Top of DATA PROVIDED
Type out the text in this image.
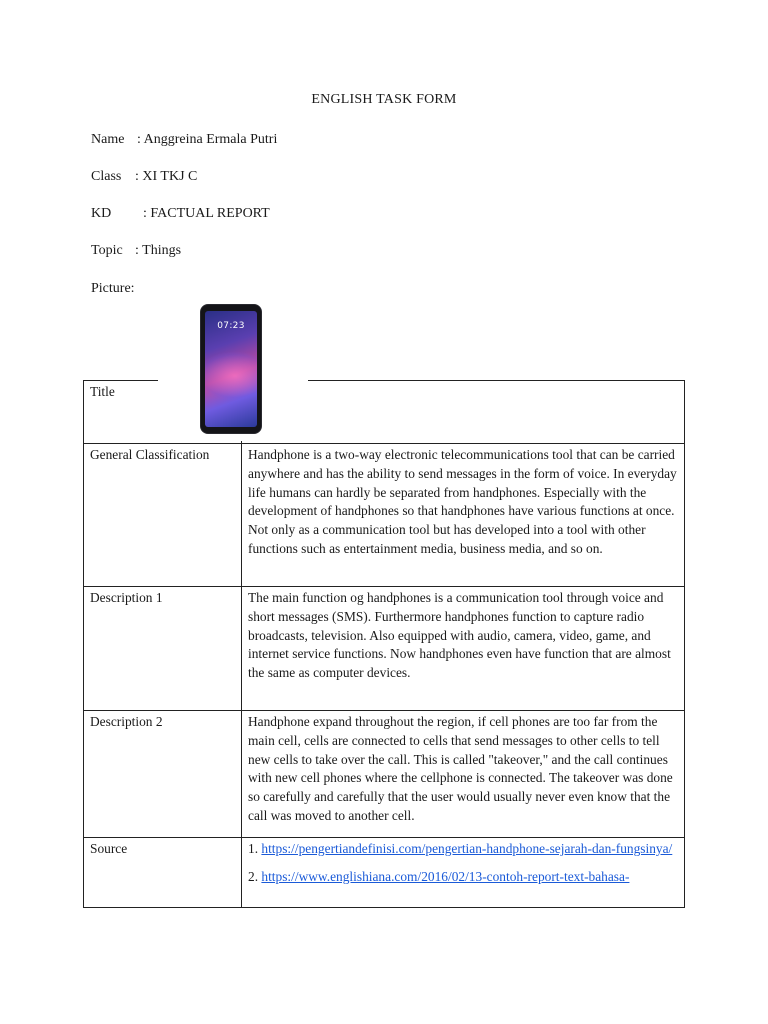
ENGLISH TASK FORM
Name : Anggreina Ermala Putri
Class : XI TKJ C
KD : FACTUAL REPORT
Topic : Things
Picture:
Title	
General Classification	Handphone is a two-way electronic telecommunications tool that can be carried anywhere and has the ability to send messages in the form of voice. In everyday life humans can hardly be separated from handphones. Especially with the development of handphones so that handphones have various functions at once. Not only as a communication tool but has developed into a tool with other functions such as entertainment media, business media, and so on.
Description 1	The main function og handphones is a communication tool through voice and short messages (SMS). Furthermore handphones function to capture radio broadcasts, television. Also equipped with audio, camera, video, game, and internet service functions. Now handphones even have function that are almost the same as computer devices.
Description 2	Handphone expand throughout the region, if cell phones are too far from the main cell, cells are connected to cells that send messages to other cells to tell new cells to take over the call. This is called "takeover," and the call continues with new cell phones where the cellphone is connected. The takeover was done so carefully and carefully that the user would usually never even know that the call was moved to another cell.
Source	1. https://pengertiandefinisi.com/pengertian-handphone-sejarah-dan-fungsinya/
2. https://www.englishiana.com/2016/02/13-contoh-report-text-bahasa-
07:23
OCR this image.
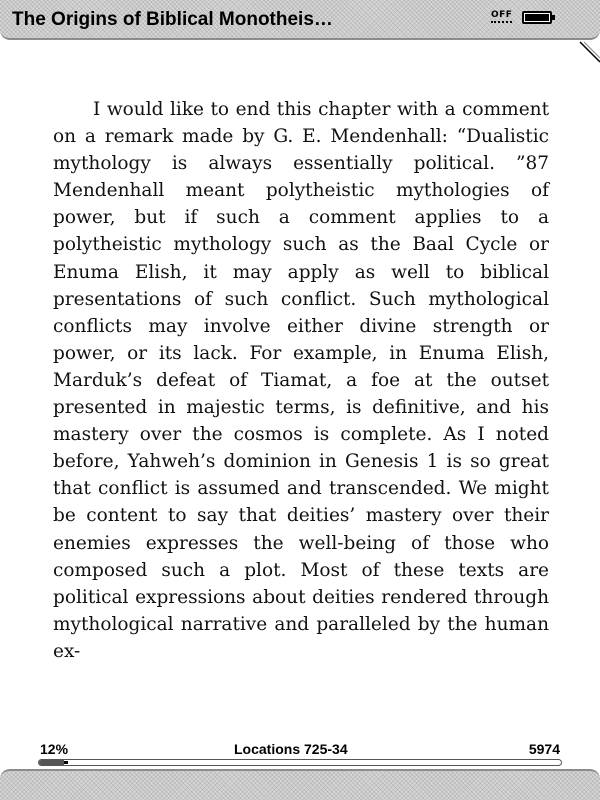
The Origins of Biblical Monotheis…	OFF

I would like to end this chapter with a comment on a remark made by G. E. Mendenhall: “Dualistic mythology is always essentially political. ”87 Mendenhall meant polytheistic mythologies of power, but if such a comment applies to a polytheistic mythology such as the Baal Cycle or Enuma Elish, it may apply as well to biblical presentations of such conflict. Such mythological conflicts may involve either divine strength or power, or its lack. For example, in Enuma Elish, Marduk’s defeat of Tiamat, a foe at the outset presented in majestic terms, is definitive, and his mastery over the cosmos is complete. As I noted before, Yahweh’s dominion in Genesis 1 is so great that conflict is assumed and transcended. We might be content to say that deities’ mastery over their enemies expresses the well-being of those who composed such a plot. Most of these texts are political expressions about deities rendered through mythological narrative and paralleled by the human ex-

12%	Locations 725-34	5974
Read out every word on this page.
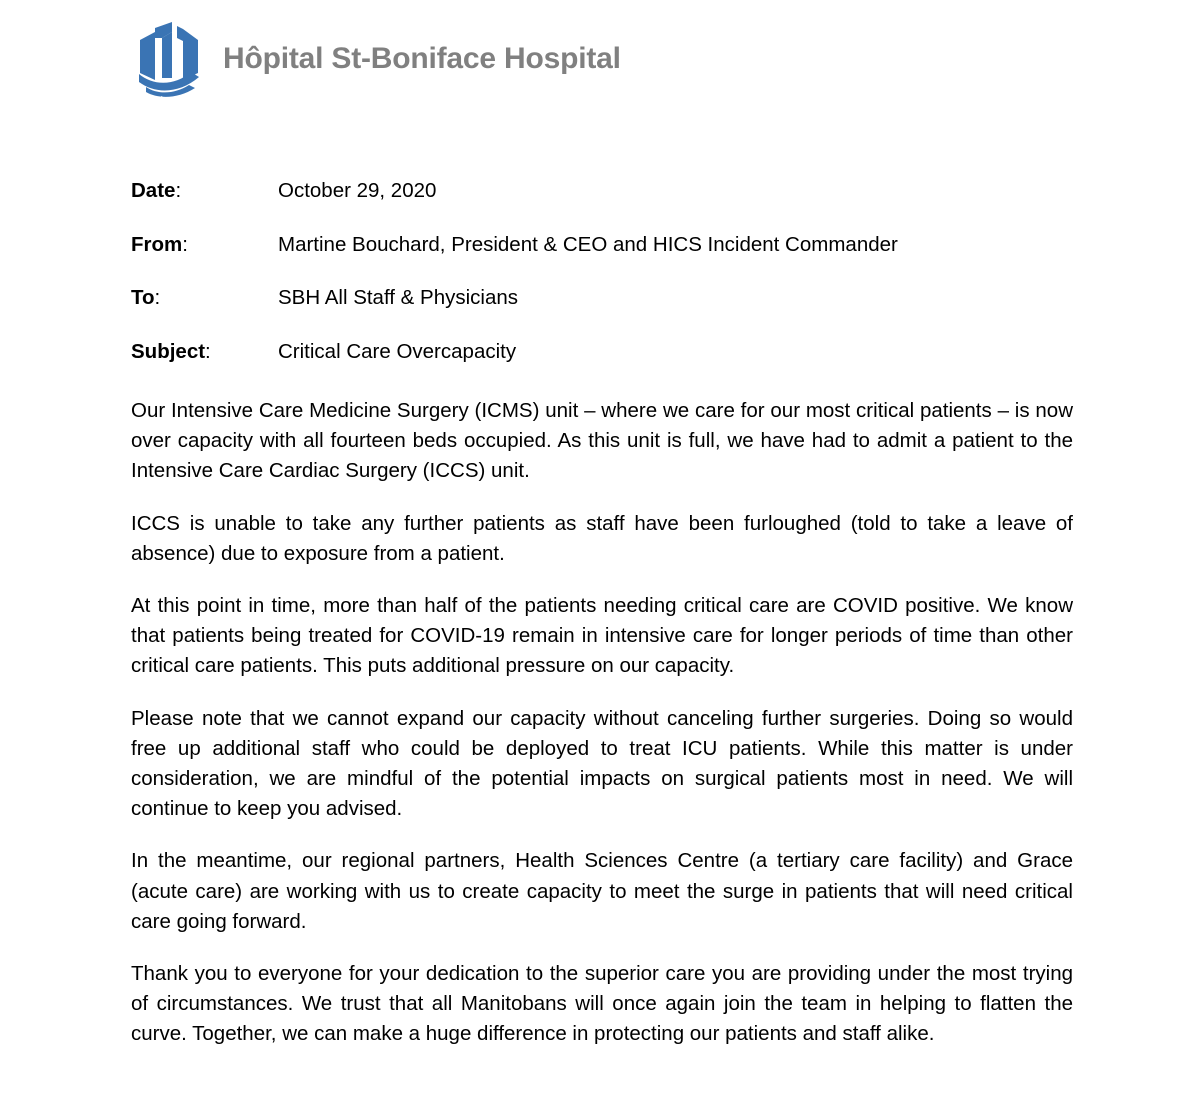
Hôpital St-Boniface Hospital
Date:	October 29, 2020
From:	Martine Bouchard, President & CEO and HICS Incident Commander
To:	SBH All Staff & Physicians
Subject:	Critical Care Overcapacity

Our Intensive Care Medicine Surgery (ICMS) unit – where we care for our most critical patients – is now over capacity with all fourteen beds occupied. As this unit is full, we have had to admit a patient to the Intensive Care Cardiac Surgery (ICCS) unit.

ICCS is unable to take any further patients as staff have been furloughed (told to take a leave of absence) due to exposure from a patient.

At this point in time, more than half of the patients needing critical care are COVID positive. We know that patients being treated for COVID-19 remain in intensive care for longer periods of time than other critical care patients. This puts additional pressure on our capacity.

Please note that we cannot expand our capacity without canceling further surgeries. Doing so would free up additional staff who could be deployed to treat ICU patients. While this matter is under consideration, we are mindful of the potential impacts on surgical patients most in need. We will continue to keep you advised.

In the meantime, our regional partners, Health Sciences Centre (a tertiary care facility) and Grace (acute care) are working with us to create capacity to meet the surge in patients that will need critical care going forward.

Thank you to everyone for your dedication to the superior care you are providing under the most trying of circumstances. We trust that all Manitobans will once again join the team in helping to flatten the curve. Together, we can make a huge difference in protecting our patients and staff alike.
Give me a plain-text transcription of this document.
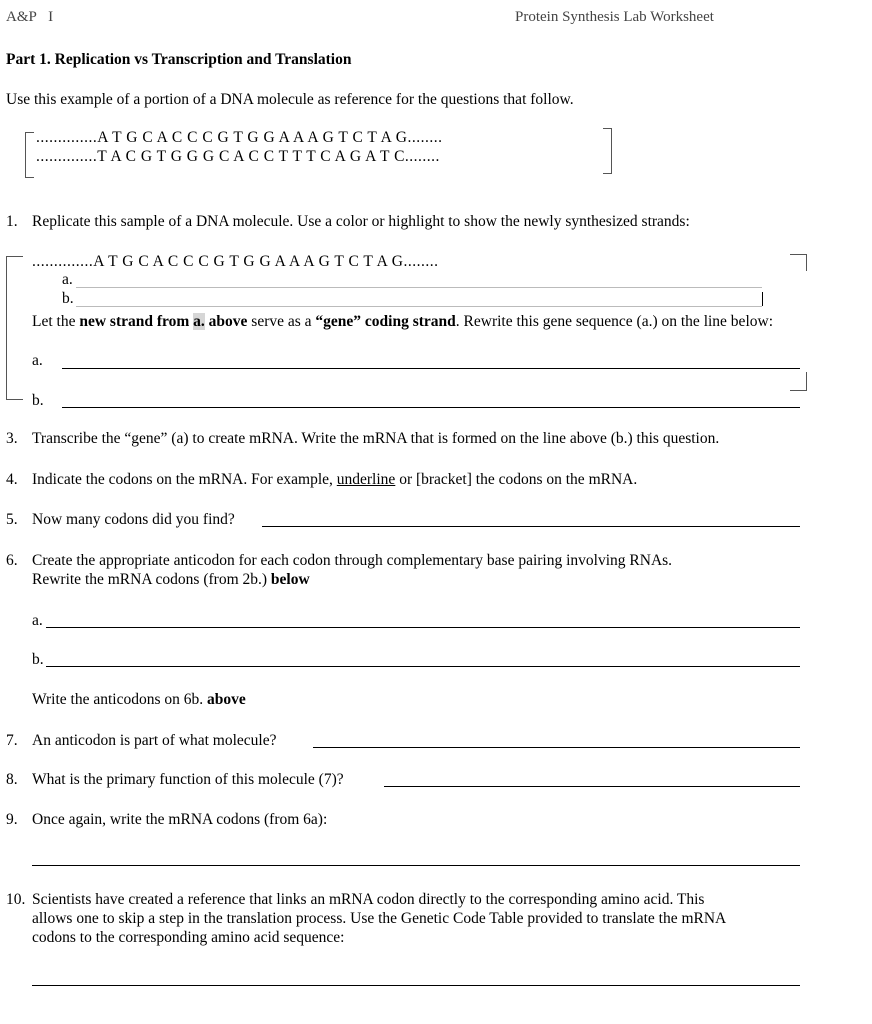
A&P I	Protein Synthesis Lab Worksheet
Part 1. Replication vs Transcription and Translation
Use this example of a portion of a DNA molecule as reference for the questions that follow.
..............A T G C A C C C G T G G A A A G T C T A G........
..............T A C G T G G G C A C C T T T C A G A T C........
1. Replicate this sample of a DNA molecule. Use a color or highlight to show the newly synthesized strands:
..............A T G C A C C C G T G G A A A G T C T A G........
a.
b.
Let the new strand from a. above serve as a “gene” coding strand. Rewrite this gene sequence (a.) on the line below:
a.
b.
3. Transcribe the “gene” (a) to create mRNA. Write the mRNA that is formed on the line above (b.) this question.
4. Indicate the codons on the mRNA. For example, underline or [bracket] the codons on the mRNA.
5. Now many codons did you find?
6. Create the appropriate anticodon for each codon through complementary base pairing involving RNAs.
Rewrite the mRNA codons (from 2b.) below
a.
b.
Write the anticodons on 6b. above
7. An anticodon is part of what molecule?
8. What is the primary function of this molecule (7)?
9. Once again, write the mRNA codons (from 6a):
10. Scientists have created a reference that links an mRNA codon directly to the corresponding amino acid. This
allows one to skip a step in the translation process. Use the Genetic Code Table provided to translate the mRNA
codons to the corresponding amino acid sequence:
Bottom of DATA PROVIDED
▶ _TASK PROMPT_:
Reproduce each line of the records in which "below" appears.

▶ _RESPONSE TO THIS TASK_:
Let the new strand from a. above serve as a “gene” coding strand. Rewrite this gene sequence (a.) on the line below:
Rewrite the mRNA codons (from 2b.) below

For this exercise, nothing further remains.